═══ Task input

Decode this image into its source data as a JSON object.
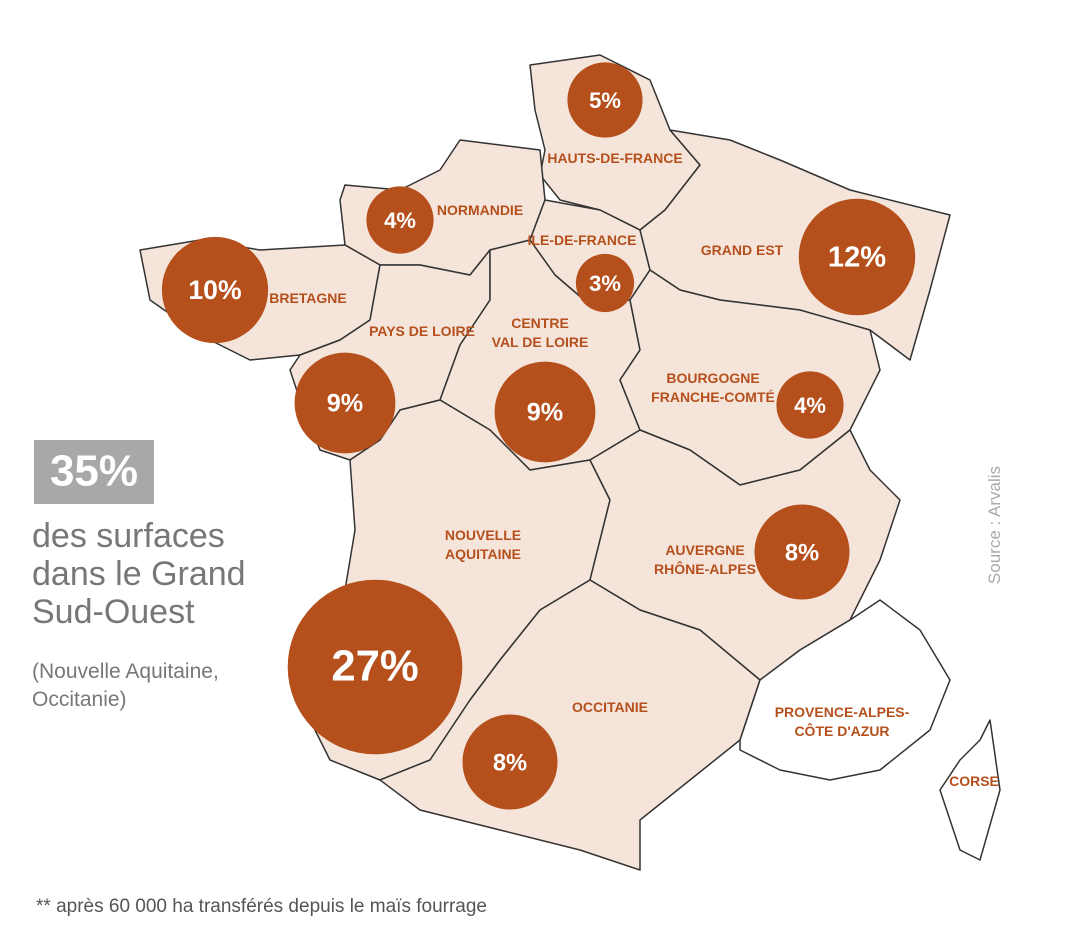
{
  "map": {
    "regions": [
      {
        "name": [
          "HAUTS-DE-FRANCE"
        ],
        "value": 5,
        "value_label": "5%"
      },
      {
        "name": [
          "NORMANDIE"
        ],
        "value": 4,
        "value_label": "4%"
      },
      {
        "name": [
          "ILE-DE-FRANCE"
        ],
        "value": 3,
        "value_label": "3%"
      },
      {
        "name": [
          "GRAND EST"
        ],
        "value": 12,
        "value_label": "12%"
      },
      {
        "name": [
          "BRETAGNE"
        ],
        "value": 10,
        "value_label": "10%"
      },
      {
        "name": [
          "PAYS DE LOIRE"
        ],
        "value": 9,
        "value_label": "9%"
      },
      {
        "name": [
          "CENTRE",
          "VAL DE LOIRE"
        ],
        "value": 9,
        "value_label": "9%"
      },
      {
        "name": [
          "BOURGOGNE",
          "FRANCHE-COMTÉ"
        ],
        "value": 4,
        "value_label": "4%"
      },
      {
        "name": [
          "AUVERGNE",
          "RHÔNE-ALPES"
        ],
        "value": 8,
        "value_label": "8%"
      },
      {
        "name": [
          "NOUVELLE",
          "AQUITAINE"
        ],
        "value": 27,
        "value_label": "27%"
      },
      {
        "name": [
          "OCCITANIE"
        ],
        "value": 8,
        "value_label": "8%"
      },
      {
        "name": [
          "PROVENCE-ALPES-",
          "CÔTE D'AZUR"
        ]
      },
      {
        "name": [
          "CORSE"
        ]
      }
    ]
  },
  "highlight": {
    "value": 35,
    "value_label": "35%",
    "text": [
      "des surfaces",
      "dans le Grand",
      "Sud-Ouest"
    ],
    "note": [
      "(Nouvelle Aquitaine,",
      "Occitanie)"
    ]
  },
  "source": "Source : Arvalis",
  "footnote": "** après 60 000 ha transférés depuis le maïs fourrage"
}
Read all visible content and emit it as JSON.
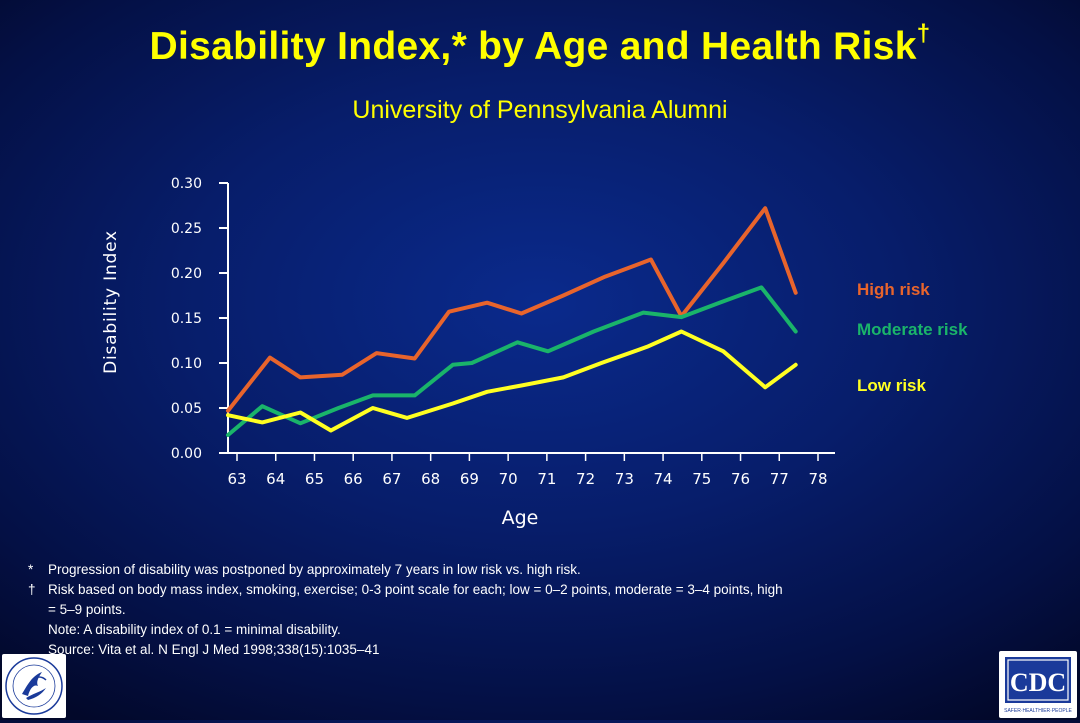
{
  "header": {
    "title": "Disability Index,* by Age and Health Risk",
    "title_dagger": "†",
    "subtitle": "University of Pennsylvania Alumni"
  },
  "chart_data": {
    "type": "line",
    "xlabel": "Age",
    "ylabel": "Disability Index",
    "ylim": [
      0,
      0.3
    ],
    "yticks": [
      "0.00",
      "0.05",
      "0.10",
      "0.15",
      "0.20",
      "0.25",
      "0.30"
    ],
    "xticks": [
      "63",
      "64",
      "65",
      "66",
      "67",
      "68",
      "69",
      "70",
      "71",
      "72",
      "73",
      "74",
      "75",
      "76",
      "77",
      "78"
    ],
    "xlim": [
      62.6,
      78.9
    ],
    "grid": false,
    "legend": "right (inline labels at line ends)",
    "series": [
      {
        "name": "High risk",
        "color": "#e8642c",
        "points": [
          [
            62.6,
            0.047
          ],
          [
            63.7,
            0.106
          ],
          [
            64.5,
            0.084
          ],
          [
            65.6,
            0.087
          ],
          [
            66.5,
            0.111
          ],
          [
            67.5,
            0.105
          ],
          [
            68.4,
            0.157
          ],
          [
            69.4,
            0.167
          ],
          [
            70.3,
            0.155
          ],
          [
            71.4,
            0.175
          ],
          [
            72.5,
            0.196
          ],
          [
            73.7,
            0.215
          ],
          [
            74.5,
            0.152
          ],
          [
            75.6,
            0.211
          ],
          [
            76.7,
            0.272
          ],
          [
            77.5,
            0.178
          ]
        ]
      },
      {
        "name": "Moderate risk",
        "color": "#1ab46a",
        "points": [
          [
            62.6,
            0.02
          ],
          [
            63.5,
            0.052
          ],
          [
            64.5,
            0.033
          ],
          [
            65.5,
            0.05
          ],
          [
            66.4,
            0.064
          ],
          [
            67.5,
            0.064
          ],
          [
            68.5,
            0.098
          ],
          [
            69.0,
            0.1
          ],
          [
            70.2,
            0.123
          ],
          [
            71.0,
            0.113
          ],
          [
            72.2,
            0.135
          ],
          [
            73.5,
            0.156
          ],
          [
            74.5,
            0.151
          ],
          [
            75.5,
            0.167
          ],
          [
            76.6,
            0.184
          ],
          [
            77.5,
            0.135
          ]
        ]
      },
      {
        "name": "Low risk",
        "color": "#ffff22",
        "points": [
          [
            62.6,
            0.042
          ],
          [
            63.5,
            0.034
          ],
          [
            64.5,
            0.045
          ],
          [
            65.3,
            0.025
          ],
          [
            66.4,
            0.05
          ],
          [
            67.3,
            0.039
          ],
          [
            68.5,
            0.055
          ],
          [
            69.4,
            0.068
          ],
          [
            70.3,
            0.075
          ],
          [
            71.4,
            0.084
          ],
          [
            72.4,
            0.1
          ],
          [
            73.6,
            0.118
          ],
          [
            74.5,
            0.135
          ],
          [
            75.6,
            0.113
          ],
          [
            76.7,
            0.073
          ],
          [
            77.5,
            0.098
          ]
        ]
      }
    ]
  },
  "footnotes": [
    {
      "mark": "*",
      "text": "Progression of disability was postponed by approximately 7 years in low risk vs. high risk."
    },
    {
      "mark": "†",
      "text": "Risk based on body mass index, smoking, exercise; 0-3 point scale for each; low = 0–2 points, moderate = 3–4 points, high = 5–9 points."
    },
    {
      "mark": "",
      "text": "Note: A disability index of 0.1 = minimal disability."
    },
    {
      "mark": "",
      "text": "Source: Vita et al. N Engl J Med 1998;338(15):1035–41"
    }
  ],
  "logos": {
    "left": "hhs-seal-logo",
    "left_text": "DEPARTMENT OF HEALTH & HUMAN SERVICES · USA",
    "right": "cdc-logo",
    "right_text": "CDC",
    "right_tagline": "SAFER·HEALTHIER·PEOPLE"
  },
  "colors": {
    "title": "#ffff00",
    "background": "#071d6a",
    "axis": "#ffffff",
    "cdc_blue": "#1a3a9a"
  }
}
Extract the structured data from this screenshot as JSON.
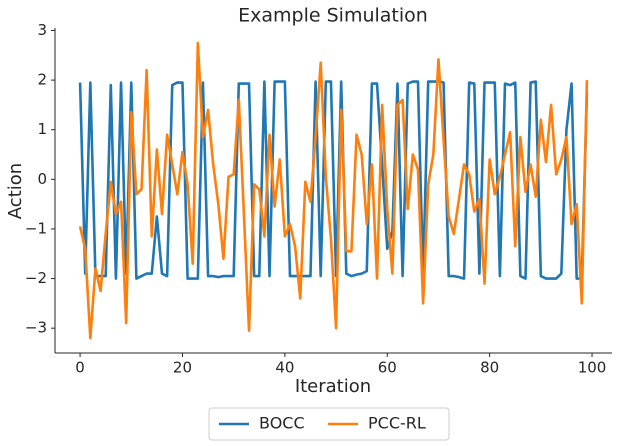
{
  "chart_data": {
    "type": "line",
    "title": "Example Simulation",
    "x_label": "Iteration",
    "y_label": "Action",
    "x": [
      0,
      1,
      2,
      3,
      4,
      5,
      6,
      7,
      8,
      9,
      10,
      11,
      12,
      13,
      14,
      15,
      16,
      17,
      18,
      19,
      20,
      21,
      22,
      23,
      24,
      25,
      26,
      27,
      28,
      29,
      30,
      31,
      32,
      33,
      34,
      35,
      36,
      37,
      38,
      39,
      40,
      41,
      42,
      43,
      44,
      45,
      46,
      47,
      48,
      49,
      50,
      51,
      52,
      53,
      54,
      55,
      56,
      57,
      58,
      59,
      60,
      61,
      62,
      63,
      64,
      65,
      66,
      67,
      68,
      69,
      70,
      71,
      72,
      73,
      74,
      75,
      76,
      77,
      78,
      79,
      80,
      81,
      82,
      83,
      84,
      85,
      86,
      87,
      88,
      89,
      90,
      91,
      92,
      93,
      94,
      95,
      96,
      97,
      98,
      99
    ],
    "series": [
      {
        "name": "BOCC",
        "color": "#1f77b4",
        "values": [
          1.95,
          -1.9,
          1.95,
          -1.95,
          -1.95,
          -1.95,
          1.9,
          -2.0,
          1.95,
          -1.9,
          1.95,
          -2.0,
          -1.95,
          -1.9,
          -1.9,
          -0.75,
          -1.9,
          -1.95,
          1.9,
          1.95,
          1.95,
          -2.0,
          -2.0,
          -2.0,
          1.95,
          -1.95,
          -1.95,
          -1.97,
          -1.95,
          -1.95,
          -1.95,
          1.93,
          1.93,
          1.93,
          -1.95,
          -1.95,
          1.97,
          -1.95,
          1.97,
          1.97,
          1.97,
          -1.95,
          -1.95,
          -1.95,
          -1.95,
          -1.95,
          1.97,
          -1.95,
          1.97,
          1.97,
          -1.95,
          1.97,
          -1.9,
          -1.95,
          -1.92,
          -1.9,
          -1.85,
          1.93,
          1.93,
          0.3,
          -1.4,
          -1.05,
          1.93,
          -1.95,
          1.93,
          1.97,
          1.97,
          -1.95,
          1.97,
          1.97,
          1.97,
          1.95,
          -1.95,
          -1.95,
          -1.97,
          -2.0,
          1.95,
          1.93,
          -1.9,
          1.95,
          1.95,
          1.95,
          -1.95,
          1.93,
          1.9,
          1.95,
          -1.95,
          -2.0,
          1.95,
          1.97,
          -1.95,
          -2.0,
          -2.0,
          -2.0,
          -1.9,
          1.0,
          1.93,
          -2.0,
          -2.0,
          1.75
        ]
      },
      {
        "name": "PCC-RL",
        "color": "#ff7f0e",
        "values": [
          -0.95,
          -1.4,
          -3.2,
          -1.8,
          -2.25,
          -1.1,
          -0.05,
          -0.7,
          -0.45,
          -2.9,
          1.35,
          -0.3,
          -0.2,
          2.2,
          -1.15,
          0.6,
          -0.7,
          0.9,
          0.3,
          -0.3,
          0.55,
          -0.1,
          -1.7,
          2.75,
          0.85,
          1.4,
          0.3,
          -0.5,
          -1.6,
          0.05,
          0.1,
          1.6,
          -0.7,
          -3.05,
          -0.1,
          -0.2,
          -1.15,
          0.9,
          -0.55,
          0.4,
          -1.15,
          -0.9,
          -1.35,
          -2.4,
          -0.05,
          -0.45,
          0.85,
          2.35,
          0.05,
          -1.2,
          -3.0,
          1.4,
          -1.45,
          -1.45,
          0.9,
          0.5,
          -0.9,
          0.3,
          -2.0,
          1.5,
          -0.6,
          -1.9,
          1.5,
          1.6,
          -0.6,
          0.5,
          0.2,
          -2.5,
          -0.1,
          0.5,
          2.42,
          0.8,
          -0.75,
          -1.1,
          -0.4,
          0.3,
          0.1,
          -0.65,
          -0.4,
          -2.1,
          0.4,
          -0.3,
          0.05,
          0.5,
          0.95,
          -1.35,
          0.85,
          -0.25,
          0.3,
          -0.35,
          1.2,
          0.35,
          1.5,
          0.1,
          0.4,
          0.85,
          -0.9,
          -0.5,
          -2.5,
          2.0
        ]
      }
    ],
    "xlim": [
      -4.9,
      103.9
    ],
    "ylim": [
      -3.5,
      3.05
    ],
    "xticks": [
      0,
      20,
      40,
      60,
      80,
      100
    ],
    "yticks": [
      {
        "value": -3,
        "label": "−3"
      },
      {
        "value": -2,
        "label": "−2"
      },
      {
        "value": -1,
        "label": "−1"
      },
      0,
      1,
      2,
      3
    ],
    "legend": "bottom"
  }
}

══════

#### Your objective
Pull out each line containing the word "legend" and copy it.

#### Output below
    "legend": "right (inline labels at line ends)",
    "legend": "bottom"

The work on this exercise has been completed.